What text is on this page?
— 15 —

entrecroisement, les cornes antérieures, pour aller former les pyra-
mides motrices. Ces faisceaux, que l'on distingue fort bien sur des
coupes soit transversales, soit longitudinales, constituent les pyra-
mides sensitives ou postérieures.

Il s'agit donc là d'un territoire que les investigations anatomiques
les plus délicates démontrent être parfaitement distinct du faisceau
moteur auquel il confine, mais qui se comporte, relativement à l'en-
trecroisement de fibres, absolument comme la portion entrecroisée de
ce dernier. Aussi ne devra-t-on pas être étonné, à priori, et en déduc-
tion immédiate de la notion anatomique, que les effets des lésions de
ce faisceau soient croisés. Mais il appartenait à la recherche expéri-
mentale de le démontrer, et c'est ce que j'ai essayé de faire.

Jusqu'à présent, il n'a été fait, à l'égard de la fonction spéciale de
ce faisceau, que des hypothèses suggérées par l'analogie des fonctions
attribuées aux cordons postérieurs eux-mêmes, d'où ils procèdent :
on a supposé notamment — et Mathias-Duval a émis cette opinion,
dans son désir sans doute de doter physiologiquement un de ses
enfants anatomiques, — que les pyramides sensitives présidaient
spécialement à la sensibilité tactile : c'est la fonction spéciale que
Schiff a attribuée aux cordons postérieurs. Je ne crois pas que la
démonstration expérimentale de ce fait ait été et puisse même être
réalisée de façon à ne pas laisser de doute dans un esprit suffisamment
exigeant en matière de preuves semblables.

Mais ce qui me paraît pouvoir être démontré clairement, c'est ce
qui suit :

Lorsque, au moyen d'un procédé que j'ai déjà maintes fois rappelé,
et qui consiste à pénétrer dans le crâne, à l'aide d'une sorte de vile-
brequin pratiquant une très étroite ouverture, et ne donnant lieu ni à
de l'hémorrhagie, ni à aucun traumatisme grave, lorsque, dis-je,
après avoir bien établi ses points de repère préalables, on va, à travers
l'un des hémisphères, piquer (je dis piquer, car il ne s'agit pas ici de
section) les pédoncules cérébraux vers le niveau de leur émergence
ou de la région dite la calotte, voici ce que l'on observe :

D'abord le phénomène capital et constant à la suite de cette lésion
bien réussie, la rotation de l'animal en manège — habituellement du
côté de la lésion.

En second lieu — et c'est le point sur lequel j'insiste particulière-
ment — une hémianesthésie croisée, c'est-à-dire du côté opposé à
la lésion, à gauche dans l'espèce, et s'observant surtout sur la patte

▬▬▬

PROMPT:
Output the records above in their entirety, exactly.

RESPONSE FOR THIS EXERCISE:
What text is on this page?
— 15 —

entrecroisement, les cornes antérieures, pour aller former les pyra-
mides motrices. Ces faisceaux, que l'on distingue fort bien sur des
coupes soit transversales, soit longitudinales, constituent les pyra-
mides sensitives ou postérieures.

Il s'agit donc là d'un territoire que les investigations anatomiques
les plus délicates démontrent être parfaitement distinct du faisceau
moteur auquel il confine, mais qui se comporte, relativement à l'en-
trecroisement de fibres, absolument comme la portion entrecroisée de
ce dernier. Aussi ne devra-t-on pas être étonné, à priori, et en déduc-
tion immédiate de la notion anatomique, que les effets des lésions de
ce faisceau soient croisés. Mais il appartenait à la recherche expéri-
mentale de le démontrer, et c'est ce que j'ai essayé de faire.

Jusqu'à présent, il n'a été fait, à l'égard de la fonction spéciale de
ce faisceau, que des hypothèses suggérées par l'analogie des fonctions
attribuées aux cordons postérieurs eux-mêmes, d'où ils procèdent :
on a supposé notamment — et Mathias-Duval a émis cette opinion,
dans son désir sans doute de doter physiologiquement un de ses
enfants anatomiques, — que les pyramides sensitives présidaient
spécialement à la sensibilité tactile : c'est la fonction spéciale que
Schiff a attribuée aux cordons postérieurs. Je ne crois pas que la
démonstration expérimentale de ce fait ait été et puisse même être
réalisée de façon à ne pas laisser de doute dans un esprit suffisamment
exigeant en matière de preuves semblables.

Mais ce qui me paraît pouvoir être démontré clairement, c'est ce
qui suit :

Lorsque, au moyen d'un procédé que j'ai déjà maintes fois rappelé,
et qui consiste à pénétrer dans le crâne, à l'aide d'une sorte de vile-
brequin pratiquant une très étroite ouverture, et ne donnant lieu ni à
de l'hémorrhagie, ni à aucun traumatisme grave, lorsque, dis-je,
après avoir bien établi ses points de repère préalables, on va, à travers
l'un des hémisphères, piquer (je dis piquer, car il ne s'agit pas ici de
section) les pédoncules cérébraux vers le niveau de leur émergence
ou de la région dite la calotte, voici ce que l'on observe :

D'abord le phénomène capital et constant à la suite de cette lésion
bien réussie, la rotation de l'animal en manège — habituellement du
côté de la lésion.

En second lieu — et c'est le point sur lequel j'insiste particulière-
ment — une hémianesthésie croisée, c'est-à-dire du côté opposé à
la lésion, à gauche dans l'espèce, et s'observant surtout sur la patte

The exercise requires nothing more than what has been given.